======== The data

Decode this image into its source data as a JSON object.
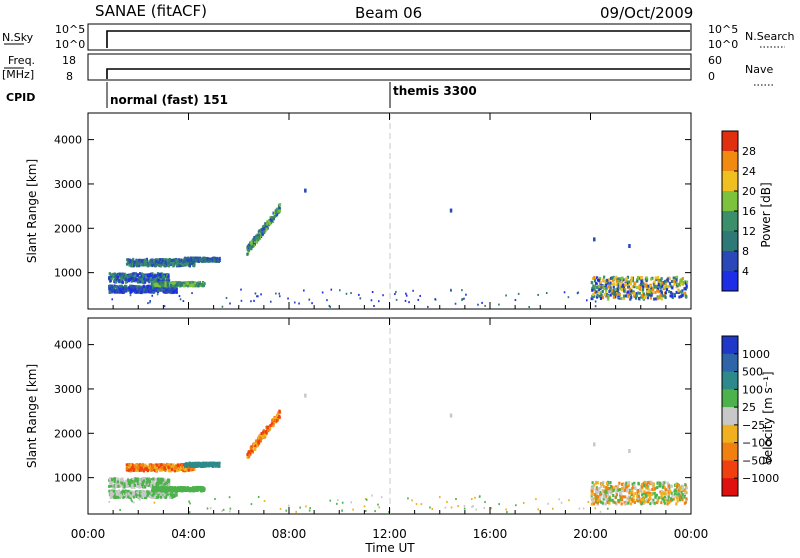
{
  "header": {
    "station": "SANAE (fitACF)",
    "beam": "Beam 06",
    "date": "09/Oct/2009"
  },
  "panels": {
    "nsky_label": "N.Sky",
    "nsky_ticks": [
      "10^5",
      "10^0"
    ],
    "nsearch_label": "N.Search",
    "nsearch_ticks": [
      "10^5",
      "10^0"
    ],
    "freq_label_1": "Freq.",
    "freq_label_2": "[MHz]",
    "freq_ticks": [
      "18",
      "8"
    ],
    "nave_label": "Nave",
    "nave_ticks": [
      "60",
      "0"
    ],
    "cpid_label": "CPID",
    "cpid_1": "normal (fast) 151",
    "cpid_2": "themis 3300"
  },
  "chart_data": [
    {
      "type": "heatmap",
      "name": "power",
      "ylabel": "Slant Range [km]",
      "yticks": [
        "1000",
        "2000",
        "3000",
        "4000"
      ],
      "ylim": [
        180,
        4600
      ],
      "xlim": [
        0,
        24
      ],
      "colorbar_label": "Power [dB]",
      "colorbar_ticks": [
        "4",
        "8",
        "12",
        "16",
        "20",
        "24",
        "28"
      ],
      "colors": [
        "#1e2ee6",
        "#2a48b8",
        "#2e7878",
        "#3b8f6b",
        "#7dc23c",
        "#f0c020",
        "#f08a10",
        "#e03010"
      ]
    },
    {
      "type": "heatmap",
      "name": "velocity",
      "ylabel": "Slant Range [km]",
      "yticks": [
        "1000",
        "2000",
        "3000",
        "4000"
      ],
      "ylim": [
        180,
        4600
      ],
      "xlim": [
        0,
        24
      ],
      "colorbar_label": "Velocity [m s⁻¹]",
      "colorbar_ticks": [
        "1000",
        "500",
        "100",
        "25",
        "−25",
        "−100",
        "−500",
        "−1000"
      ],
      "colors": [
        "#2038c8",
        "#2e64a8",
        "#2e8a8a",
        "#4cb24c",
        "#c8c8c8",
        "#f0b020",
        "#f08010",
        "#f04010",
        "#e01010"
      ]
    }
  ],
  "xaxis": {
    "ticks": [
      "00:00",
      "04:00",
      "08:00",
      "12:00",
      "16:00",
      "20:00",
      "00:00"
    ],
    "label": "Time UT"
  }
}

================

Requirement: Leave the pictures out and copy the rest of the data exactly.

Task solution:
Decode this image into its source data as a JSON object.
{
  "header": {
    "station": "SANAE (fitACF)",
    "beam": "Beam 06",
    "date": "09/Oct/2009"
  },
  "panels": {
    "nsky_label": "N.Sky",
    "nsky_ticks": [
      "10^5",
      "10^0"
    ],
    "nsearch_label": "N.Search",
    "nsearch_ticks": [
      "10^5",
      "10^0"
    ],
    "freq_label_1": "Freq.",
    "freq_label_2": "[MHz]",
    "freq_ticks": [
      "18",
      "8"
    ],
    "nave_label": "Nave",
    "nave_ticks": [
      "60",
      "0"
    ],
    "cpid_label": "CPID",
    "cpid_1": "normal (fast) 151",
    "cpid_2": "themis 3300"
  },
  "chart_data": [
    {
      "type": "heatmap",
      "name": "power",
      "ylabel": "Slant Range [km]",
      "yticks": [
        "1000",
        "2000",
        "3000",
        "4000"
      ],
      "ylim": [
        180,
        4600
      ],
      "xlim": [
        0,
        24
      ],
      "colorbar_label": "Power [dB]",
      "colorbar_ticks": [
        "4",
        "8",
        "12",
        "16",
        "20",
        "24",
        "28"
      ],
      "colors": [
        "#1e2ee6",
        "#2a48b8",
        "#2e7878",
        "#3b8f6b",
        "#7dc23c",
        "#f0c020",
        "#f08a10",
        "#e03010"
      ]
    },
    {
      "type": "heatmap",
      "name": "velocity",
      "ylabel": "Slant Range [km]",
      "yticks": [
        "1000",
        "2000",
        "3000",
        "4000"
      ],
      "ylim": [
        180,
        4600
      ],
      "xlim": [
        0,
        24
      ],
      "colorbar_label": "Velocity [m s⁻¹]",
      "colorbar_ticks": [
        "1000",
        "500",
        "100",
        "25",
        "−25",
        "−100",
        "−500",
        "−1000"
      ],
      "colors": [
        "#2038c8",
        "#2e64a8",
        "#2e8a8a",
        "#4cb24c",
        "#c8c8c8",
        "#f0b020",
        "#f08010",
        "#f04010",
        "#e01010"
      ]
    }
  ],
  "xaxis": {
    "ticks": [
      "00:00",
      "04:00",
      "08:00",
      "12:00",
      "16:00",
      "20:00",
      "00:00"
    ],
    "label": "Time UT"
  }
}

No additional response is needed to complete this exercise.